### WHAT YOU SHOULD DO
State, as a number alone, how many lines of the entries contain the word "Inst".

==== DATA SHOWN ====

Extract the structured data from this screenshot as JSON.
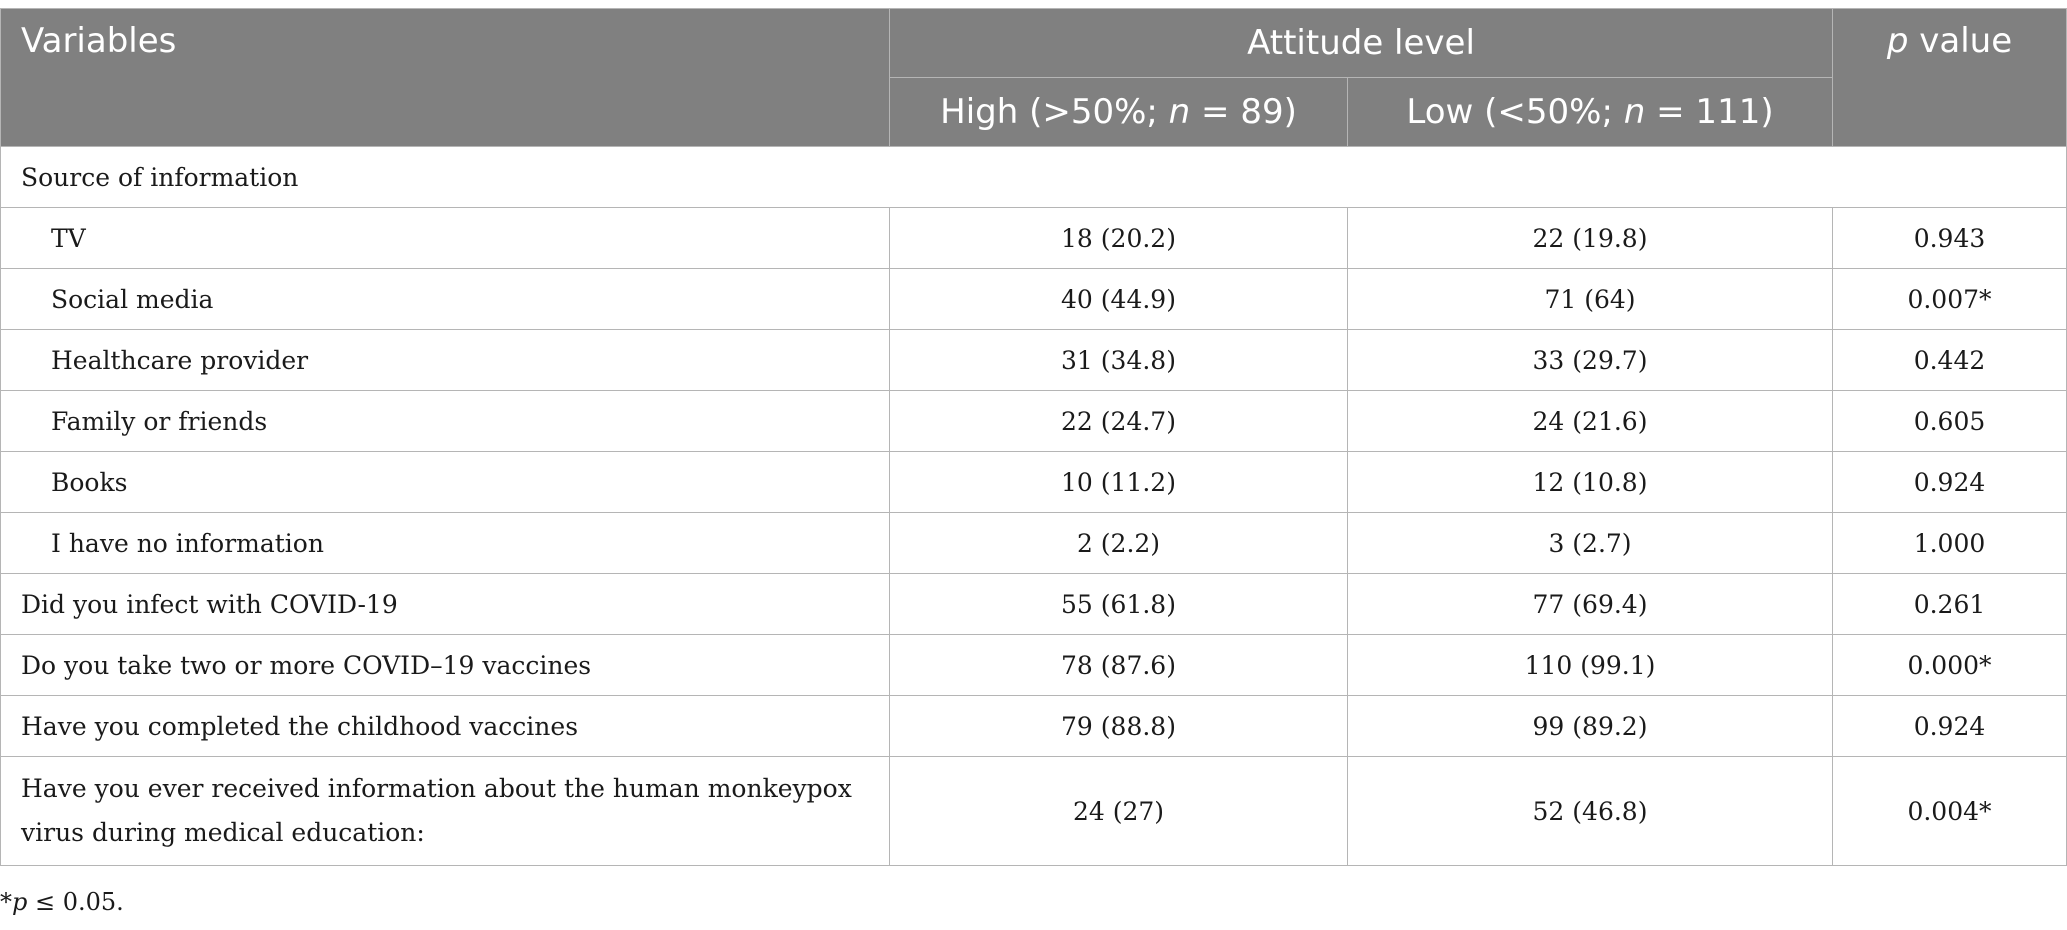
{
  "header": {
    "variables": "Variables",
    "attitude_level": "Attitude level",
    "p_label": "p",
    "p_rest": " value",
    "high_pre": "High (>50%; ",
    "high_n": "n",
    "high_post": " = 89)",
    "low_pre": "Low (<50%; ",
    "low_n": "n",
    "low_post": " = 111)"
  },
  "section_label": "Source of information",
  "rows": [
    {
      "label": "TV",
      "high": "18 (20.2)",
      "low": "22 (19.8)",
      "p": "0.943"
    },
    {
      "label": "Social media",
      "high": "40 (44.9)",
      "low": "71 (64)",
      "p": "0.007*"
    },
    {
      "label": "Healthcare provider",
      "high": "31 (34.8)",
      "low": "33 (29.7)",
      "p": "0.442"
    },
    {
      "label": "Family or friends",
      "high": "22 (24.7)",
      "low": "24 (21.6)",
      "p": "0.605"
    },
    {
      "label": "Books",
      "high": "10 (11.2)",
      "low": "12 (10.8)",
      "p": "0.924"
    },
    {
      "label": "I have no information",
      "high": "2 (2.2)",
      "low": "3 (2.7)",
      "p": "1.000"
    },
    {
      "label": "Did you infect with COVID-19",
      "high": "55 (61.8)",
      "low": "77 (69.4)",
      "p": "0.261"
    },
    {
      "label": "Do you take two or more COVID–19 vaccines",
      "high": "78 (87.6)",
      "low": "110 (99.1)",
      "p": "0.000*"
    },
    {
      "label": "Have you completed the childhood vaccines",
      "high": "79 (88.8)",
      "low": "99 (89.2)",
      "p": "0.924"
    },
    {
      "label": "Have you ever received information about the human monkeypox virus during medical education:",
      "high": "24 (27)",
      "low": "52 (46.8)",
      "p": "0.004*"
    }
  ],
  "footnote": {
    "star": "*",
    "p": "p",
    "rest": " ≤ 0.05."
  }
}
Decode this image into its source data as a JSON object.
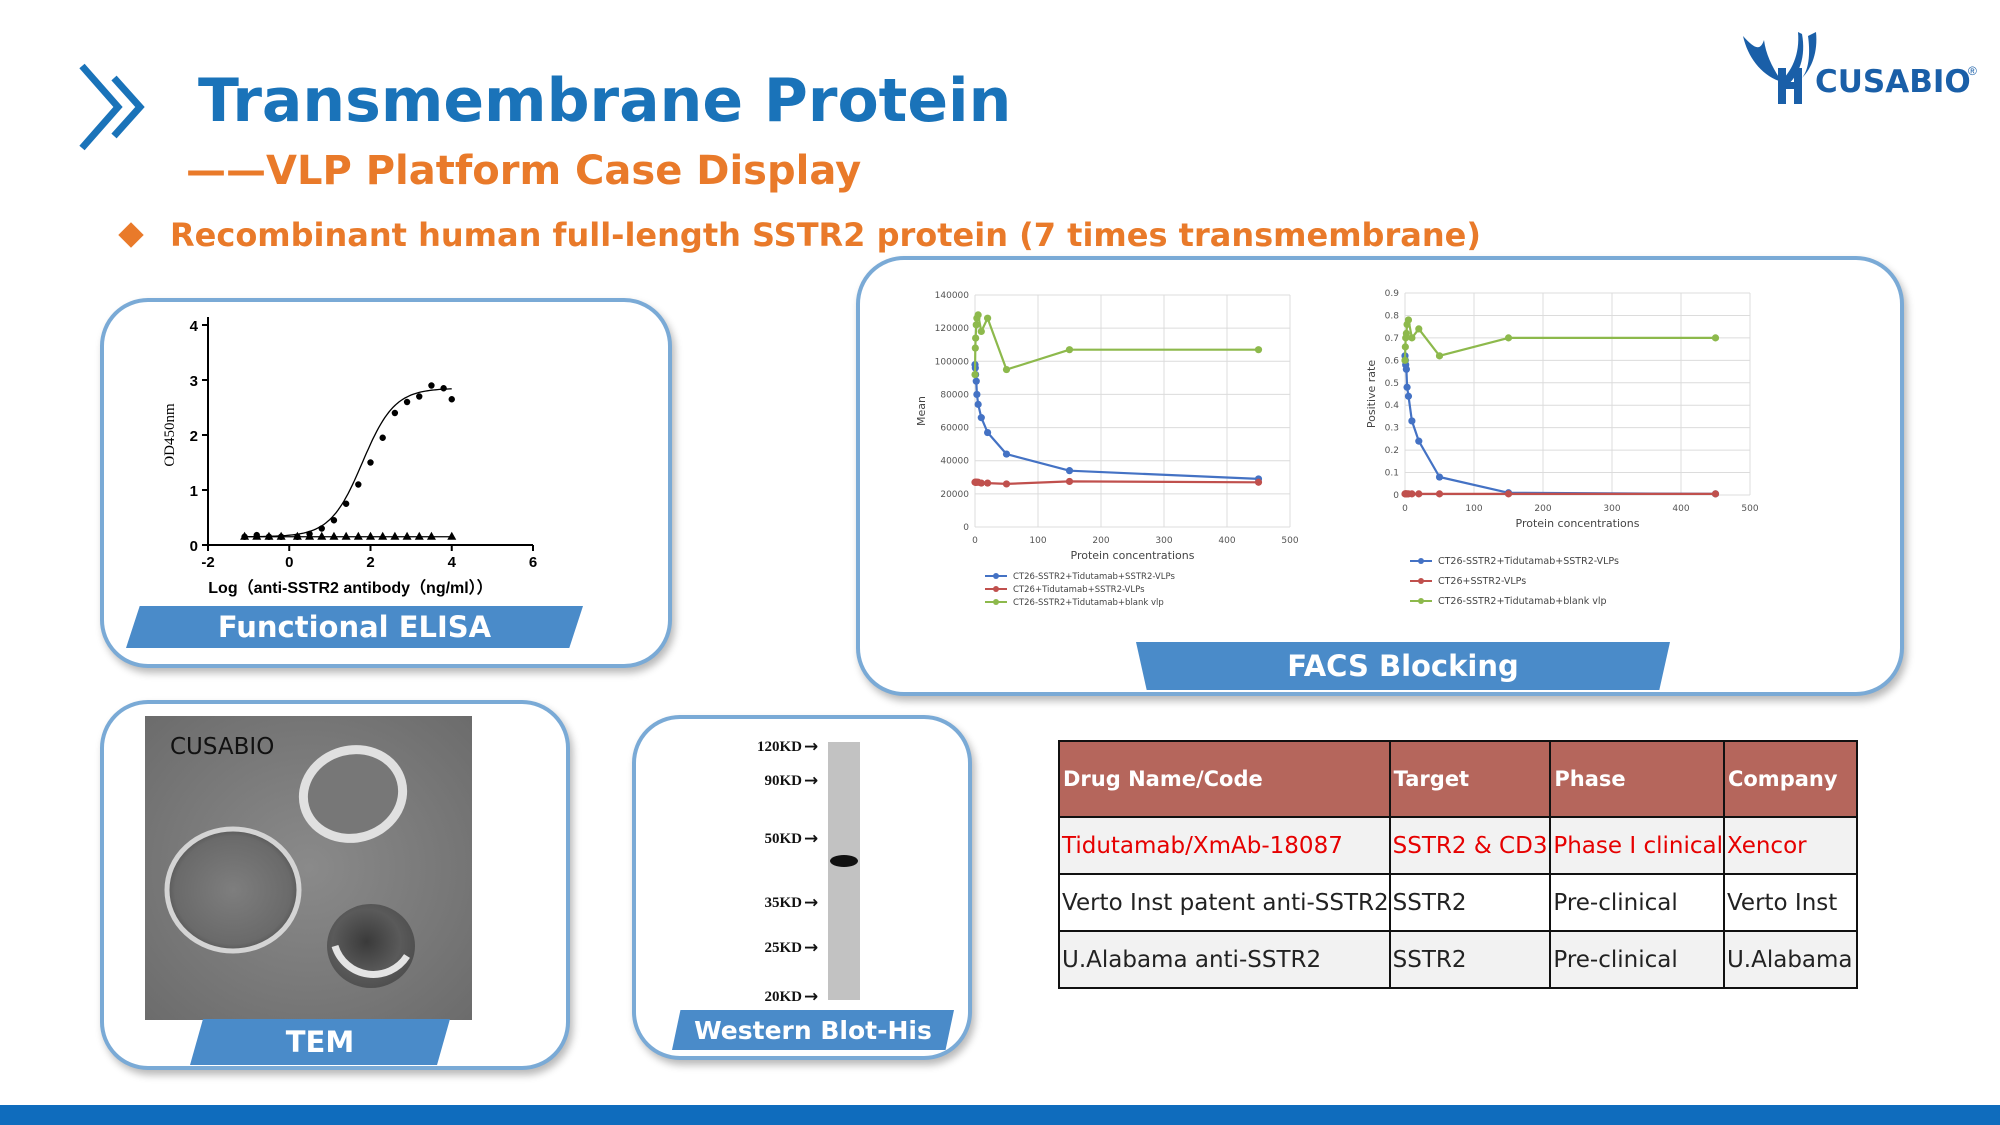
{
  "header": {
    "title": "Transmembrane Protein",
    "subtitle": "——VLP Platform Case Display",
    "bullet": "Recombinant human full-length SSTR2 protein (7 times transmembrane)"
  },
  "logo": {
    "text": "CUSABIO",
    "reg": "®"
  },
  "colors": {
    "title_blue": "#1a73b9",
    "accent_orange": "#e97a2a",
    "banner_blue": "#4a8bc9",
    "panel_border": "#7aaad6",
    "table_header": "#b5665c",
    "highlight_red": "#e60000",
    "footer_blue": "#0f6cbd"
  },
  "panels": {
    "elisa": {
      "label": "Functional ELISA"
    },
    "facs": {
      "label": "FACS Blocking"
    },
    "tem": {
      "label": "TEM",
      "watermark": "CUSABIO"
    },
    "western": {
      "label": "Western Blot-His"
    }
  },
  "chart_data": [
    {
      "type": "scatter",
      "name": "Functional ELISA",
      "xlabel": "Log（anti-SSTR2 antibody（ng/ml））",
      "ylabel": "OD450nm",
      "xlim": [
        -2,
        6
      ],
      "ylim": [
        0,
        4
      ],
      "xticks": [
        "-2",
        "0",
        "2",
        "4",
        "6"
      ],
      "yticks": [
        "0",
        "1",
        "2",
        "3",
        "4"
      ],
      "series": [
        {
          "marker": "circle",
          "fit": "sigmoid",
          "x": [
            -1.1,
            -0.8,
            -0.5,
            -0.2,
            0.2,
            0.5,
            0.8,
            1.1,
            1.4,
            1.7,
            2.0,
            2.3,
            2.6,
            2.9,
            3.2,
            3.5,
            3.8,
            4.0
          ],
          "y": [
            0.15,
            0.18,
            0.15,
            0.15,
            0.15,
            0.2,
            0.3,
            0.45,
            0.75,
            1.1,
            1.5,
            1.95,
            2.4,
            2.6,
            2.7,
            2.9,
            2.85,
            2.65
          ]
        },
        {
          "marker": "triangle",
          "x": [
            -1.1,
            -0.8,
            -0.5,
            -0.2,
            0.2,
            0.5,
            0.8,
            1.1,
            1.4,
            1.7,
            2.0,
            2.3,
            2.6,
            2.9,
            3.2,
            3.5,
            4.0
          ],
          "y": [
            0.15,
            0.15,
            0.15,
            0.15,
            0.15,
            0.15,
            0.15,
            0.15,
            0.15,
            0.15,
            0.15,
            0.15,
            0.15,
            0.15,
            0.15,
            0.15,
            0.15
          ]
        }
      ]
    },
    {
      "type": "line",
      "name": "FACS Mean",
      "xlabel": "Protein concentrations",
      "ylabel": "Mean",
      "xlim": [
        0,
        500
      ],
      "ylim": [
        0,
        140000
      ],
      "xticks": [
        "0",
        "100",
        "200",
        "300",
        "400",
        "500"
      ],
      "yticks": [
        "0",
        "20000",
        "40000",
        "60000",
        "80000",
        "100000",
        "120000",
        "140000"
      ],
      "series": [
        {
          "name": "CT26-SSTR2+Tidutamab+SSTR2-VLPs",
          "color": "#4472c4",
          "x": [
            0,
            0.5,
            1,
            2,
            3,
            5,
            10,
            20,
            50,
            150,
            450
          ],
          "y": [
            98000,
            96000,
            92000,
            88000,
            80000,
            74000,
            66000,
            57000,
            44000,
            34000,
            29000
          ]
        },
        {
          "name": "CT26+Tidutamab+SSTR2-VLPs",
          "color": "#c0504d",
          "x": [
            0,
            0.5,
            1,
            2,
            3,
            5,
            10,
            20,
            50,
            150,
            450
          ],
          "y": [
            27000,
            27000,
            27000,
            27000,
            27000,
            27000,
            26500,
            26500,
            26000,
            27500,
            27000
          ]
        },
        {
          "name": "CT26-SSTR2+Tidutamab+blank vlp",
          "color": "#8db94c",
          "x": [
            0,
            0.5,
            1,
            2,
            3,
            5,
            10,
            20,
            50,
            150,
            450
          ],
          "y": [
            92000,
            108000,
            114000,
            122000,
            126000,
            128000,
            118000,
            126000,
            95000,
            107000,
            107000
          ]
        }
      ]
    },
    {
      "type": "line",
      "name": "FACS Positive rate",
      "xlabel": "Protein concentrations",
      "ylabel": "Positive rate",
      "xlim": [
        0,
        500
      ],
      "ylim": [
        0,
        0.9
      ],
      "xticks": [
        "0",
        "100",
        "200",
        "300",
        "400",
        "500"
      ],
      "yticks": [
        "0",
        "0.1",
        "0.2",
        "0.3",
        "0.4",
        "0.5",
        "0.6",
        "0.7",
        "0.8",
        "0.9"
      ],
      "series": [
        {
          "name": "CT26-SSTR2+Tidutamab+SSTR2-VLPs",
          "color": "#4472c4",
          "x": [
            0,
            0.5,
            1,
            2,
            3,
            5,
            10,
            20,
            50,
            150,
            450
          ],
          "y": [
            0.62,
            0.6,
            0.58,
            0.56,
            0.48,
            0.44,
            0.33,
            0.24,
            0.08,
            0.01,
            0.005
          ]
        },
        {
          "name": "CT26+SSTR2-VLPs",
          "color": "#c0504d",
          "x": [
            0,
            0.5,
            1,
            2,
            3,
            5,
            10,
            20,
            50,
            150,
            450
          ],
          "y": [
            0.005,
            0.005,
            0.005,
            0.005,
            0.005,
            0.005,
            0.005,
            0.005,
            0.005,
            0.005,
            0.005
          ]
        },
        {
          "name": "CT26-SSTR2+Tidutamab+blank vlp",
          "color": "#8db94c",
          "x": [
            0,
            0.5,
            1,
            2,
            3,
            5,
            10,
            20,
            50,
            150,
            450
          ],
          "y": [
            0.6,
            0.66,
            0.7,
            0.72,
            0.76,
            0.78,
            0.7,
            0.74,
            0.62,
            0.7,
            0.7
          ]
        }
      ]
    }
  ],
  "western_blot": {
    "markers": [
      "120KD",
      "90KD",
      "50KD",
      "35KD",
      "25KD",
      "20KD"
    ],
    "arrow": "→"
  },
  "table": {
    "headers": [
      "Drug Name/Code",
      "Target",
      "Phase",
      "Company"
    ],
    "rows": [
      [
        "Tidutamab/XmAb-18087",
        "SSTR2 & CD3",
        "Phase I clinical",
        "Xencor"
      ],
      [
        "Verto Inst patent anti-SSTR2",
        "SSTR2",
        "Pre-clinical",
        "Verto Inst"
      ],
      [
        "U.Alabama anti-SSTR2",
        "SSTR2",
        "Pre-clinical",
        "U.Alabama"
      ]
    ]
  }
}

====

### EXERCISE SOLUTION
2